Every entry must be copied word for word.
——————
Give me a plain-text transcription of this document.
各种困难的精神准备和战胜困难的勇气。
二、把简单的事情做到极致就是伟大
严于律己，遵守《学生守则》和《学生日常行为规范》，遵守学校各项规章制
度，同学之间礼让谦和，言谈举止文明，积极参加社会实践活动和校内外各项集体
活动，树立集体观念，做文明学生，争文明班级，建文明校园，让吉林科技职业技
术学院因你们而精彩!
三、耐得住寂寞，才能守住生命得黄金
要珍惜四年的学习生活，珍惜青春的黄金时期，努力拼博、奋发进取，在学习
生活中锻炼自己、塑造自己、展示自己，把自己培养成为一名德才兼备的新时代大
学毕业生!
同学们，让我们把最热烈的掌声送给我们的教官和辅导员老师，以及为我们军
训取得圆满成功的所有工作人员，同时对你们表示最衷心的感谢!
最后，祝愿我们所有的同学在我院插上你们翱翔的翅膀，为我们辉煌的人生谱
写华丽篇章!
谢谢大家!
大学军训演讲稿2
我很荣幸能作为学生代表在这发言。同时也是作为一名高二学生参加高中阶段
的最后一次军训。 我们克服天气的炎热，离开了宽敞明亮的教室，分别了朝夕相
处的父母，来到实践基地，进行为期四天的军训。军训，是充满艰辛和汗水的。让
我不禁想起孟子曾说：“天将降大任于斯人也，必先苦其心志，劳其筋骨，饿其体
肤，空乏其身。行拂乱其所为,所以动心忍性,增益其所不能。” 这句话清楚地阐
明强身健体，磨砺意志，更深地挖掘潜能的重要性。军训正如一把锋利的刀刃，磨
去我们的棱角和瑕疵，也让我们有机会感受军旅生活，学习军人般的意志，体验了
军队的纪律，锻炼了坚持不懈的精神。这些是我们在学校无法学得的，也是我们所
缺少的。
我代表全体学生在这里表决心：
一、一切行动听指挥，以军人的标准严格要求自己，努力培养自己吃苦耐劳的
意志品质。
——————
> _Task response_:
Give me a plain-text transcription of this document.
各种困难的精神准备和战胜困难的勇气。
二、把简单的事情做到极致就是伟大
严于律己，遵守《学生守则》和《学生日常行为规范》，遵守学校各项规章制
度，同学之间礼让谦和，言谈举止文明，积极参加社会实践活动和校内外各项集体
活动，树立集体观念，做文明学生，争文明班级，建文明校园，让吉林科技职业技
术学院因你们而精彩!
三、耐得住寂寞，才能守住生命得黄金
要珍惜四年的学习生活，珍惜青春的黄金时期，努力拼博、奋发进取，在学习
生活中锻炼自己、塑造自己、展示自己，把自己培养成为一名德才兼备的新时代大
学毕业生!
同学们，让我们把最热烈的掌声送给我们的教官和辅导员老师，以及为我们军
训取得圆满成功的所有工作人员，同时对你们表示最衷心的感谢!
最后，祝愿我们所有的同学在我院插上你们翱翔的翅膀，为我们辉煌的人生谱
写华丽篇章!
谢谢大家!
大学军训演讲稿2
我很荣幸能作为学生代表在这发言。同时也是作为一名高二学生参加高中阶段
的最后一次军训。 我们克服天气的炎热，离开了宽敞明亮的教室，分别了朝夕相
处的父母，来到实践基地，进行为期四天的军训。军训，是充满艰辛和汗水的。让
我不禁想起孟子曾说：“天将降大任于斯人也，必先苦其心志，劳其筋骨，饿其体
肤，空乏其身。行拂乱其所为,所以动心忍性,增益其所不能。” 这句话清楚地阐
明强身健体，磨砺意志，更深地挖掘潜能的重要性。军训正如一把锋利的刀刃，磨
去我们的棱角和瑕疵，也让我们有机会感受军旅生活，学习军人般的意志，体验了
军队的纪律，锻炼了坚持不懈的精神。这些是我们在学校无法学得的，也是我们所
缺少的。
我代表全体学生在这里表决心：
一、一切行动听指挥，以军人的标准严格要求自己，努力培养自己吃苦耐劳的
意志品质。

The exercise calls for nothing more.